▶ [What the exercise asks]
Each entry below is to be extracted exactly.

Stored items

**********

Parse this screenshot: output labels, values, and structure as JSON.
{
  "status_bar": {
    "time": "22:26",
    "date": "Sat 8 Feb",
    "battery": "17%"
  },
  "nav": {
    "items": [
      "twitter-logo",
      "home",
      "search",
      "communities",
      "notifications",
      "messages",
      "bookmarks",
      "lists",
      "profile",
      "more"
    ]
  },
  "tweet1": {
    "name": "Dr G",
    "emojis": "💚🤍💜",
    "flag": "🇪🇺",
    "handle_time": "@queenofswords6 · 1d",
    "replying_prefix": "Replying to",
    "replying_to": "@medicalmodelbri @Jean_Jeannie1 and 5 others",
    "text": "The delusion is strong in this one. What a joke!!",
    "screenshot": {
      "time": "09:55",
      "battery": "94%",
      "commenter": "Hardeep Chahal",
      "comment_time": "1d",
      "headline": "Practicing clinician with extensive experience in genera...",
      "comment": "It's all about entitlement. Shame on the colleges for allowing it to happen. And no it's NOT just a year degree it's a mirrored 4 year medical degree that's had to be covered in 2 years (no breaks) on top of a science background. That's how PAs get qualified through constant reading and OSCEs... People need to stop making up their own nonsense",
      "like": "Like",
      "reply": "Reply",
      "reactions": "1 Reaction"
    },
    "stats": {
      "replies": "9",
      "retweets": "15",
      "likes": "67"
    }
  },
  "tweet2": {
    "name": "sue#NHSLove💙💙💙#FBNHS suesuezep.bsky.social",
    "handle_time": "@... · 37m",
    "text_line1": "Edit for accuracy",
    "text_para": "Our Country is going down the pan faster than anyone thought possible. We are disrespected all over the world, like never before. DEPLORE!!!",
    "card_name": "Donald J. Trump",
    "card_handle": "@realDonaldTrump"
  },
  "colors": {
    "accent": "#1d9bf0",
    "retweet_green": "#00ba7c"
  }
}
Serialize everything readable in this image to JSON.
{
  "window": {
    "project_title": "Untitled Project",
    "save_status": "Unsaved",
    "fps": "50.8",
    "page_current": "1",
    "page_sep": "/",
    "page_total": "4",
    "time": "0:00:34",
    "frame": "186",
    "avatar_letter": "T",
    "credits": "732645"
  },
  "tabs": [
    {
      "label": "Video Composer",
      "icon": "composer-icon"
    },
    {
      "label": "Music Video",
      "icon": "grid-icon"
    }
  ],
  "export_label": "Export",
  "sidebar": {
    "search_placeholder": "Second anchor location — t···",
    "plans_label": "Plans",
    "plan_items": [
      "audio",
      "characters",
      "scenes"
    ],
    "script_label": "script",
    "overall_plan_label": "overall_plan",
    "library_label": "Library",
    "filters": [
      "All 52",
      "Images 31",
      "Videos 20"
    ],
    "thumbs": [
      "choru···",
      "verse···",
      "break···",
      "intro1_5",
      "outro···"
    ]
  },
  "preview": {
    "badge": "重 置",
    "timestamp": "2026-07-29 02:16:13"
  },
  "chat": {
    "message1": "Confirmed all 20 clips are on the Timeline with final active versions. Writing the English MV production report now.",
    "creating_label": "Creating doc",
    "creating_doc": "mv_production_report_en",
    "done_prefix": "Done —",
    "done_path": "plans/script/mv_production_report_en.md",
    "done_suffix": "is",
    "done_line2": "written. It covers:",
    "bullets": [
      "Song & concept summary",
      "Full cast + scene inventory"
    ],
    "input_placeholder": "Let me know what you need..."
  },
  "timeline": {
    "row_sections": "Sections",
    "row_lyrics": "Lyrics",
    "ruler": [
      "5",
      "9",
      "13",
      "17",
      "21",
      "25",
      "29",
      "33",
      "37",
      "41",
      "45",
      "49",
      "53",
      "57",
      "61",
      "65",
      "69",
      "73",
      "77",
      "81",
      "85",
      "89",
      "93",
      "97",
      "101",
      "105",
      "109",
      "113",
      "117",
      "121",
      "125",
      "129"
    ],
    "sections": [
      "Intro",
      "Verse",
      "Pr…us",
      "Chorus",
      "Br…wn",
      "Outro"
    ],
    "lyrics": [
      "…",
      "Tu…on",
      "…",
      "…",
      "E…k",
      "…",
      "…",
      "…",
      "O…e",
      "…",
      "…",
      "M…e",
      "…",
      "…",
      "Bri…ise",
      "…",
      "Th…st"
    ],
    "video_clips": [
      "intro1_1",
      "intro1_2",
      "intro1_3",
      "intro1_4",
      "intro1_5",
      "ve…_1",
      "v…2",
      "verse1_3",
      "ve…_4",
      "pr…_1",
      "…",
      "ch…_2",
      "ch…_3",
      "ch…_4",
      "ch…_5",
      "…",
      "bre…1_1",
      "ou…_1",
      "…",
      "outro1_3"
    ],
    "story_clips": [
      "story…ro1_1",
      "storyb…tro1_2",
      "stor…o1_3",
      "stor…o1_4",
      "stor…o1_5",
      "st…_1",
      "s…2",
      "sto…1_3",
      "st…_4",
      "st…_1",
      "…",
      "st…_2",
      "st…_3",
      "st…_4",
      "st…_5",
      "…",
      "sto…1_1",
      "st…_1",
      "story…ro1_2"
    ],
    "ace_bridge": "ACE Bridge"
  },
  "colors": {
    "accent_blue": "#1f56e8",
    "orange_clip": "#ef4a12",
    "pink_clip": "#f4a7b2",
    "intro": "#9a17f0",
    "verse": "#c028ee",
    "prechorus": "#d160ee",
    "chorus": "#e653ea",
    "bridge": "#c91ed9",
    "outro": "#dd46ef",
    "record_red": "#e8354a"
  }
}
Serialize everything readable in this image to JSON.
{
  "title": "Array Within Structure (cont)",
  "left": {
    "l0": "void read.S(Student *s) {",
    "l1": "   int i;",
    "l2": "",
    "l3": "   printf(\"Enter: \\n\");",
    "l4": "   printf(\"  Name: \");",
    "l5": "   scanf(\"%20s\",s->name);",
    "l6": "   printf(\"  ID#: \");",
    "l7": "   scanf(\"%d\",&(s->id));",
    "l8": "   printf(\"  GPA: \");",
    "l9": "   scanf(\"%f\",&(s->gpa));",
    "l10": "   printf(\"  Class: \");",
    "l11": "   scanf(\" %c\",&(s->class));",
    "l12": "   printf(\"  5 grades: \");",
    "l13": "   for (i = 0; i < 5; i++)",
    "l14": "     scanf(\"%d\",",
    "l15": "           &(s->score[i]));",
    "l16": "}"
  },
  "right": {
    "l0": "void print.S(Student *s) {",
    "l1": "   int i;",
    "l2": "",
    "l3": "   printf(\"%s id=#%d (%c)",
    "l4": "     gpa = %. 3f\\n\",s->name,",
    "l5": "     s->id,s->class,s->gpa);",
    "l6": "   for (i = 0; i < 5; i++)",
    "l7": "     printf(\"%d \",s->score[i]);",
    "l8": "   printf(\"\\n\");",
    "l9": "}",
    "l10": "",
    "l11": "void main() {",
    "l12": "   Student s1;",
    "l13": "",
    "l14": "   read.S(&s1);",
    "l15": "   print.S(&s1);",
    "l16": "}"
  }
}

**********

▶ [The output]
Parse this screenshot: output labels, values, and structure as JSON.
{
  "status_bar": {
    "time": "22:26",
    "date": "Sat 8 Feb",
    "battery": "17%"
  },
  "nav": {
    "items": [
      "twitter-logo",
      "home",
      "search",
      "communities",
      "notifications",
      "messages",
      "bookmarks",
      "lists",
      "profile",
      "more"
    ]
  },
  "tweet1": {
    "name": "Dr G",
    "emojis": "💚🤍💜",
    "flag": "🇪🇺",
    "handle_time": "@queenofswords6 · 1d",
    "replying_prefix": "Replying to",
    "replying_to": "@medicalmodelbri @Jean_Jeannie1 and 5 others",
    "text": "The delusion is strong in this one. What a joke!!",
    "screenshot": {
      "time": "09:55",
      "battery": "94%",
      "commenter": "Hardeep Chahal",
      "comment_time": "1d",
      "headline": "Practicing clinician with extensive experience in genera...",
      "comment": "It's all about entitlement. Shame on the colleges for allowing it to happen. And no it's NOT just a year degree it's a mirrored 4 year medical degree that's had to be covered in 2 years (no breaks) on top of a science background. That's how PAs get qualified through constant reading and OSCEs... People need to stop making up their own nonsense",
      "like": "Like",
      "reply": "Reply",
      "reactions": "1 Reaction"
    },
    "stats": {
      "replies": "9",
      "retweets": "15",
      "likes": "67"
    }
  },
  "tweet2": {
    "name": "sue#NHSLove💙💙💙#FBNHS suesuezep.bsky.social",
    "handle_time": "@... · 37m",
    "text_line1": "Edit for accuracy",
    "text_para": "Our Country is going down the pan faster than anyone thought possible. We are disrespected all over the world, like never before. DEPLORE!!!",
    "card_name": "Donald J. Trump",
    "card_handle": "@realDonaldTrump"
  },
  "colors": {
    "accent": "#1d9bf0",
    "retweet_green": "#00ba7c"
  }
}
Serialize everything readable in this image to JSON.
{
  "window": {
    "project_title": "Untitled Project",
    "save_status": "Unsaved",
    "fps": "50.8",
    "page_current": "1",
    "page_sep": "/",
    "page_total": "4",
    "time": "0:00:34",
    "frame": "186",
    "avatar_letter": "T",
    "credits": "732645"
  },
  "tabs": [
    {
      "label": "Video Composer",
      "icon": "composer-icon"
    },
    {
      "label": "Music Video",
      "icon": "grid-icon"
    }
  ],
  "export_label": "Export",
  "sidebar": {
    "search_placeholder": "Second anchor location — t···",
    "plans_label": "Plans",
    "plan_items": [
      "audio",
      "characters",
      "scenes"
    ],
    "script_label": "script",
    "overall_plan_label": "overall_plan",
    "library_label": "Library",
    "filters": [
      "All 52",
      "Images 31",
      "Videos 20"
    ],
    "thumbs": [
      "choru···",
      "verse···",
      "break···",
      "intro1_5",
      "outro···"
    ]
  },
  "preview": {
    "badge": "重 置",
    "timestamp": "2026-07-29 02:16:13"
  },
  "chat": {
    "message1": "Confirmed all 20 clips are on the Timeline with final active versions. Writing the English MV production report now.",
    "creating_label": "Creating doc",
    "creating_doc": "mv_production_report_en",
    "done_prefix": "Done —",
    "done_path": "plans/script/mv_production_report_en.md",
    "done_suffix": "is",
    "done_line2": "written. It covers:",
    "bullets": [
      "Song & concept summary",
      "Full cast + scene inventory"
    ],
    "input_placeholder": "Let me know what you need..."
  },
  "timeline": {
    "row_sections": "Sections",
    "row_lyrics": "Lyrics",
    "ruler": [
      "5",
      "9",
      "13",
      "17",
      "21",
      "25",
      "29",
      "33",
      "37",
      "41",
      "45",
      "49",
      "53",
      "57",
      "61",
      "65",
      "69",
      "73",
      "77",
      "81",
      "85",
      "89",
      "93",
      "97",
      "101",
      "105",
      "109",
      "113",
      "117",
      "121",
      "125",
      "129"
    ],
    "sections": [
      "Intro",
      "Verse",
      "Pr…us",
      "Chorus",
      "Br…wn",
      "Outro"
    ],
    "lyrics": [
      "…",
      "Tu…on",
      "…",
      "…",
      "E…k",
      "…",
      "…",
      "…",
      "O…e",
      "…",
      "…",
      "M…e",
      "…",
      "…",
      "Bri…ise",
      "…",
      "Th…st"
    ],
    "video_clips": [
      "intro1_1",
      "intro1_2",
      "intro1_3",
      "intro1_4",
      "intro1_5",
      "ve…_1",
      "v…2",
      "verse1_3",
      "ve…_4",
      "pr…_1",
      "…",
      "ch…_2",
      "ch…_3",
      "ch…_4",
      "ch…_5",
      "…",
      "bre…1_1",
      "ou…_1",
      "…",
      "outro1_3"
    ],
    "story_clips": [
      "story…ro1_1",
      "storyb…tro1_2",
      "stor…o1_3",
      "stor…o1_4",
      "stor…o1_5",
      "st…_1",
      "s…2",
      "sto…1_3",
      "st…_4",
      "st…_1",
      "…",
      "st…_2",
      "st…_3",
      "st…_4",
      "st…_5",
      "…",
      "sto…1_1",
      "st…_1",
      "story…ro1_2"
    ],
    "ace_bridge": "ACE Bridge"
  },
  "colors": {
    "accent_blue": "#1f56e8",
    "orange_clip": "#ef4a12",
    "pink_clip": "#f4a7b2",
    "intro": "#9a17f0",
    "verse": "#c028ee",
    "prechorus": "#d160ee",
    "chorus": "#e653ea",
    "bridge": "#c91ed9",
    "outro": "#dd46ef",
    "record_red": "#e8354a"
  }
}
Serialize everything readable in this image to JSON.
{
  "title": "Array Within Structure (cont)",
  "left": {
    "l0": "void read.S(Student *s) {",
    "l1": "   int i;",
    "l2": "",
    "l3": "   printf(\"Enter: \\n\");",
    "l4": "   printf(\"  Name: \");",
    "l5": "   scanf(\"%20s\",s->name);",
    "l6": "   printf(\"  ID#: \");",
    "l7": "   scanf(\"%d\",&(s->id));",
    "l8": "   printf(\"  GPA: \");",
    "l9": "   scanf(\"%f\",&(s->gpa));",
    "l10": "   printf(\"  Class: \");",
    "l11": "   scanf(\" %c\",&(s->class));",
    "l12": "   printf(\"  5 grades: \");",
    "l13": "   for (i = 0; i < 5; i++)",
    "l14": "     scanf(\"%d\",",
    "l15": "           &(s->score[i]));",
    "l16": "}"
  },
  "right": {
    "l0": "void print.S(Student *s) {",
    "l1": "   int i;",
    "l2": "",
    "l3": "   printf(\"%s id=#%d (%c)",
    "l4": "     gpa = %. 3f\\n\",s->name,",
    "l5": "     s->id,s->class,s->gpa);",
    "l6": "   for (i = 0; i < 5; i++)",
    "l7": "     printf(\"%d \",s->score[i]);",
    "l8": "   printf(\"\\n\");",
    "l9": "}",
    "l10": "",
    "l11": "void main() {",
    "l12": "   Student s1;",
    "l13": "",
    "l14": "   read.S(&s1);",
    "l15": "   print.S(&s1);",
    "l16": "}"
  }
}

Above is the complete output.